____ TEXT UNDER STUDY
Guidelines for Assigning Risk Scores and Confidence Levels

Please Note!

There is currently no single universally accepted system for assessing risk scores for MITRE ATT&CK techniques. The recommendations below are based on an analysis of the techniques' potential impact on information assets and can be adapted according to the specifics of a particular infrastructure and threat landscape.

Assigning Risk Scores

Assessment Criteria

A risk scoring system is used to evaluate the threat level, assigning scores to techniques based on their potential impact on the confidentiality, integrity, and availability of information assets.

Scoring Scale

  • Low Risk (1-3 points): reconnaissance and information gathering techniques (Discovery tactics)
  • Medium Risk (4-6 points): techniques for gaining access, code execution, privilege escalation, and maintaining persistence
  • High Risk (7-9 points): techniques that directly lead to significant damage: compromise of critical credentials, data encryption, or data destruction

Examples of Techniques with Assigned Risk Scores

ATT&CK TechniqueNameAssigned Risk ScoreBrief Justification
T1200Hardware Additions+5Unauthorized hardware connection creates a bypass point for security mechanisms.
________
____ DATASET EXCERPTS
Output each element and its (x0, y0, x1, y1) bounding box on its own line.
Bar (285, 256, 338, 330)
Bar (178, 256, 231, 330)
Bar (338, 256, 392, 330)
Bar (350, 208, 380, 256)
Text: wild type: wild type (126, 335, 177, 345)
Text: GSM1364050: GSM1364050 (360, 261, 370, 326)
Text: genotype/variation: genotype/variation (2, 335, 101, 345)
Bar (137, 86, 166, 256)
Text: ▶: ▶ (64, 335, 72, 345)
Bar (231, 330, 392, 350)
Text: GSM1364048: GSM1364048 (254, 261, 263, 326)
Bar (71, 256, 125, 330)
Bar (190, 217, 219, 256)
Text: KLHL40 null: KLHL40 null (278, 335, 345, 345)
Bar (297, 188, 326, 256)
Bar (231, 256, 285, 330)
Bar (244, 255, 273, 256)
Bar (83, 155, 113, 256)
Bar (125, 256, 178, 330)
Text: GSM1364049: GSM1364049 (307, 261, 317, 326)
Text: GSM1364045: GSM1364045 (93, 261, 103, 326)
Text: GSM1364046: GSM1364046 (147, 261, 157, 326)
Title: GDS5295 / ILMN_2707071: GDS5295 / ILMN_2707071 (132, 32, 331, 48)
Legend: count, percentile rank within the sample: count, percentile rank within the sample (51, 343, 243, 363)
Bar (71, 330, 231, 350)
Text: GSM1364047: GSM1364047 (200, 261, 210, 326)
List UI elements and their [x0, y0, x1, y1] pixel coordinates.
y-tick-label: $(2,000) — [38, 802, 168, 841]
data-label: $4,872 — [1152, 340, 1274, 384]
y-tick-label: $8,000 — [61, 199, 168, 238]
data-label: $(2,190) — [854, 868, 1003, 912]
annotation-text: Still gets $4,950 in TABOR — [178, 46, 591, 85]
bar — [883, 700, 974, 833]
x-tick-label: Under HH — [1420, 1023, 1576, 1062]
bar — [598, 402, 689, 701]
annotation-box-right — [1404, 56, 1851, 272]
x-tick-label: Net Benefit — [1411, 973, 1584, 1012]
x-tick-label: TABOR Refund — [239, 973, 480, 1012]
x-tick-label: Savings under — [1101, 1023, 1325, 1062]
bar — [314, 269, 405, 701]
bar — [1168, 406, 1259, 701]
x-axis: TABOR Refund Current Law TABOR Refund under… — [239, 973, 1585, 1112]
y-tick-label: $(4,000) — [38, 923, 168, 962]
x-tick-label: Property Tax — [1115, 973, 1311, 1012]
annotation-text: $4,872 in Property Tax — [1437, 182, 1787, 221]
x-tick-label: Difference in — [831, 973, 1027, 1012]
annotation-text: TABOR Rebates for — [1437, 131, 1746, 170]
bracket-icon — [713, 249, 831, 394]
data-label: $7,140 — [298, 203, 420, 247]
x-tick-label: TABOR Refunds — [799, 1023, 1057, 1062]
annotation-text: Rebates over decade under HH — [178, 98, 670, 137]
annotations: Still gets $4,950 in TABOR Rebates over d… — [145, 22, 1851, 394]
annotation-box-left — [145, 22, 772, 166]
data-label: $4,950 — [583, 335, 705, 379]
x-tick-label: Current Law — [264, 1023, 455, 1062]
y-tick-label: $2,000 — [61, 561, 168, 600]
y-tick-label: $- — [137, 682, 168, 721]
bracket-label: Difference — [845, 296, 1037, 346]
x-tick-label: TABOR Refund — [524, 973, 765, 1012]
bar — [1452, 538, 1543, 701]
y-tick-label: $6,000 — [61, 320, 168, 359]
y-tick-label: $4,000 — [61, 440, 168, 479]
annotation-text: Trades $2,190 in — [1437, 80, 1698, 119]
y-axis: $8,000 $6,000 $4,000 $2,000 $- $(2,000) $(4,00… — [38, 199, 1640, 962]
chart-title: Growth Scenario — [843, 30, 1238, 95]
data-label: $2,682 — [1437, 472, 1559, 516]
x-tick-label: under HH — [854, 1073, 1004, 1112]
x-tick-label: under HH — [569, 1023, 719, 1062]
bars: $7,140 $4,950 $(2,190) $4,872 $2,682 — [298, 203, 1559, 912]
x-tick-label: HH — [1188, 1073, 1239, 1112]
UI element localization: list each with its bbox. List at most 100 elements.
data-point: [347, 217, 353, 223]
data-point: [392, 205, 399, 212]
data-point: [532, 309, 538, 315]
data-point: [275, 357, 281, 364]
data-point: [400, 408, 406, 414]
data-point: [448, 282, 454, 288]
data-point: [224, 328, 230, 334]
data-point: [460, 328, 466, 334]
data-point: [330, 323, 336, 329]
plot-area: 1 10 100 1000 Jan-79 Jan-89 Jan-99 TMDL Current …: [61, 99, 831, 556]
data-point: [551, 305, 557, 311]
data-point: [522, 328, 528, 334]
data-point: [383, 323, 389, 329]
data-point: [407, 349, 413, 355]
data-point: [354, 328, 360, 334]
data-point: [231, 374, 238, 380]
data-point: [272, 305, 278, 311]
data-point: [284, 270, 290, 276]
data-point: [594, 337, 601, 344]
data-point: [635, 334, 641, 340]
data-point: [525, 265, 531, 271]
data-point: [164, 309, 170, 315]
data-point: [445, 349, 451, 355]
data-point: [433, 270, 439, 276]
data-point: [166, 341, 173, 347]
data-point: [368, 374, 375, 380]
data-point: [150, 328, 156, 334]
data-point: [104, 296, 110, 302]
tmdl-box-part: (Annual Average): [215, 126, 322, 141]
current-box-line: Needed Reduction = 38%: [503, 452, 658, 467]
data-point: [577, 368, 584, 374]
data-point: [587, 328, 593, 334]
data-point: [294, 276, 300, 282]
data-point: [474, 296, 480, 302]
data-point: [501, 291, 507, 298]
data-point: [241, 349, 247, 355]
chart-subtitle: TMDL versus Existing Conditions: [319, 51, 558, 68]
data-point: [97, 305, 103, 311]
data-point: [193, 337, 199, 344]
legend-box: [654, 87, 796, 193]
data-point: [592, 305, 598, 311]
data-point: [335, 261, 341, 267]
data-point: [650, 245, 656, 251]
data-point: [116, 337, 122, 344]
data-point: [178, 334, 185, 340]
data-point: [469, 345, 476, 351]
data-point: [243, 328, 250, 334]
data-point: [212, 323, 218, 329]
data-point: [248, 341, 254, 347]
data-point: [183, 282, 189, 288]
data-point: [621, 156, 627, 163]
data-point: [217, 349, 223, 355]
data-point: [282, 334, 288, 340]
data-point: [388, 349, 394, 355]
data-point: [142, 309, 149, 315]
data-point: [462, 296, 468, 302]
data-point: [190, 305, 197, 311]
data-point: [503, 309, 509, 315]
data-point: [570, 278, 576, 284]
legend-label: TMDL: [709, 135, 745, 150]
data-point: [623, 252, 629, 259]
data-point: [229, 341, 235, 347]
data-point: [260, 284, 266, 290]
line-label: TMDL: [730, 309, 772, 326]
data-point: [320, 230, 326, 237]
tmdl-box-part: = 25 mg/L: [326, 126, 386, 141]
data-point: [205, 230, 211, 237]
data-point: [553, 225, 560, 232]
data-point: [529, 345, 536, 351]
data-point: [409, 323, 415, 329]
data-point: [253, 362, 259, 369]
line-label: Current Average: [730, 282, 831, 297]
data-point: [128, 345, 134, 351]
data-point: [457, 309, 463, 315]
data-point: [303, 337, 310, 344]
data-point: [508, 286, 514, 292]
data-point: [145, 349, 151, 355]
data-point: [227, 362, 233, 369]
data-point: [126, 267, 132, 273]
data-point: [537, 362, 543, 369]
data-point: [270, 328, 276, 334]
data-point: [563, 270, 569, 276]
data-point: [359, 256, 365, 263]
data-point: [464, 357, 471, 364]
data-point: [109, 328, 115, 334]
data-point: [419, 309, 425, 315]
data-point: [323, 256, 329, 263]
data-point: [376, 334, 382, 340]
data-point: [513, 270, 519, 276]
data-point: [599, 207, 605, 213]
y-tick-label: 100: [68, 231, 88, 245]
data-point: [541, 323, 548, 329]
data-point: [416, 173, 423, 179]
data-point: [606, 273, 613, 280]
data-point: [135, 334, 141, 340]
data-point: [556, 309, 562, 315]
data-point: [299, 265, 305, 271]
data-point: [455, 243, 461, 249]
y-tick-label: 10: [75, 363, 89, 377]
________
PROBLEM SET:
1. Retype the passage of the risk-scoring guidelines that begins with the words containing "Assessment Criteria" and ends with "for security mechanisms.".
2. Extend the risk-scoring guidelines for MITRE ATT&CK techniques, picking up right after their final sentence.

RESPONSES IN ORDER:
1.
Assessment Criteria

A risk scoring system is used to evaluate the threat level, assigning scores to techniques based on their potential impact on the confidentiality, integrity, and availability of information assets.

Scoring Scale

  • Low Risk (1-3 points): reconnaissance and information gathering techniques (Discovery tactics)
  • Medium Risk (4-6 points): techniques for gaining access, code execution, privilege escalation, and maintaining persistence
  • High Risk (7-9 points): techniques that directly lead to significant damage: compromise of critical credentials, data encryption, or data destruction

Examples of Techniques with Assigned Risk Scores

ATT&CK TechniqueNameAssigned Risk ScoreBrief Justification
T1200Hardware Additions+5Unauthorized hardware connection creates a bypass point for security mechanisms.

2.
T1059Command and Scripting Interpreter+2Standard functionality often used by attackers; base risk.
T1003.001OS Credential Dumping: LSASS Memory+9Direct credential extraction leading to full compromise.
T1560Archive Collected Data+4Preparation of data for exfiltration, indicating an advanced attack stage.

Scoring Logic

The risk score is a static weight assigned to a technique, determined by its role in a cyber attack. Impact techniques and Credential Access techniques receive the highest scores, while Discovery techniques are rated lower. These weights are intended for the initial assessment of incident severity and prioritization.

Assigning Confidence Levels

Purpose

Determines how accurately a detection rule or signal indicates genuinely malicious activity versus legitimate operational activity.

Confidence Scale

Confidence LevelNumeric ValueAssessment Criteria
High Confidence1.0The alert almost unequivocally indicates malicious activity. Typical for signatures of known malware, detection of public exploit use with reliable IOCs. Minimal false positive rate.
Medium Confidence0.75Strong suspicion of an attack, but additional verification is required. Typical for system utilities run with unusual parameters, or activities resembling methods of known cyber groups. Moderate false positive rate.
Low Confidence0.5The action is suspicious but has a high probability of being legitimate. For example, a single execution of system utilities (ipconfig) without other contextual clues. High false positive rate.